DO THIS - Can you find the lines of the listing that include "name" and copy every one?

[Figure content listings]
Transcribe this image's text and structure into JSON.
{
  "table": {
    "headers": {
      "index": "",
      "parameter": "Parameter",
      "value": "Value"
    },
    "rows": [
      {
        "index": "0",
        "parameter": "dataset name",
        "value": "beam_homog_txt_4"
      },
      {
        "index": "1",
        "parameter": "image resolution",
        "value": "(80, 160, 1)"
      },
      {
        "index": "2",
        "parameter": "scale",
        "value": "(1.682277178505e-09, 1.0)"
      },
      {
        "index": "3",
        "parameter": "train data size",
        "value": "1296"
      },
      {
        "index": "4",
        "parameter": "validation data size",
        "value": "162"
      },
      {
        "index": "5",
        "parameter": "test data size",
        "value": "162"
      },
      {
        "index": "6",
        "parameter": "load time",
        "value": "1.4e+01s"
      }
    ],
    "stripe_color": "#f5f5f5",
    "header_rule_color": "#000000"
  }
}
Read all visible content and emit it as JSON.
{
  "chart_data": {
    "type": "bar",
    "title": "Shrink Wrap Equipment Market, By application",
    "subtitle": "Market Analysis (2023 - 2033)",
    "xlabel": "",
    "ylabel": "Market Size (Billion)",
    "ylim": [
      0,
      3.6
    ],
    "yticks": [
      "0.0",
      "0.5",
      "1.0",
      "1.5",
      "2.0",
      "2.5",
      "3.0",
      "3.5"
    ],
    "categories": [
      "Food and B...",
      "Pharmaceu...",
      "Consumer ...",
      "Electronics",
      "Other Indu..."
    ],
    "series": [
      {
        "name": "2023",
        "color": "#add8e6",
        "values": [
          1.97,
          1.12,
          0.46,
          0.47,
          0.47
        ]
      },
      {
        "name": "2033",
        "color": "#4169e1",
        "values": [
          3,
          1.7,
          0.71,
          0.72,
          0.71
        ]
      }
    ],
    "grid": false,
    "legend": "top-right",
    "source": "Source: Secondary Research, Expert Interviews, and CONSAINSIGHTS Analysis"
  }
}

FULL OUTPUT -
        "parameter": "dataset name",
        "name": "2023",
        "name": "2033",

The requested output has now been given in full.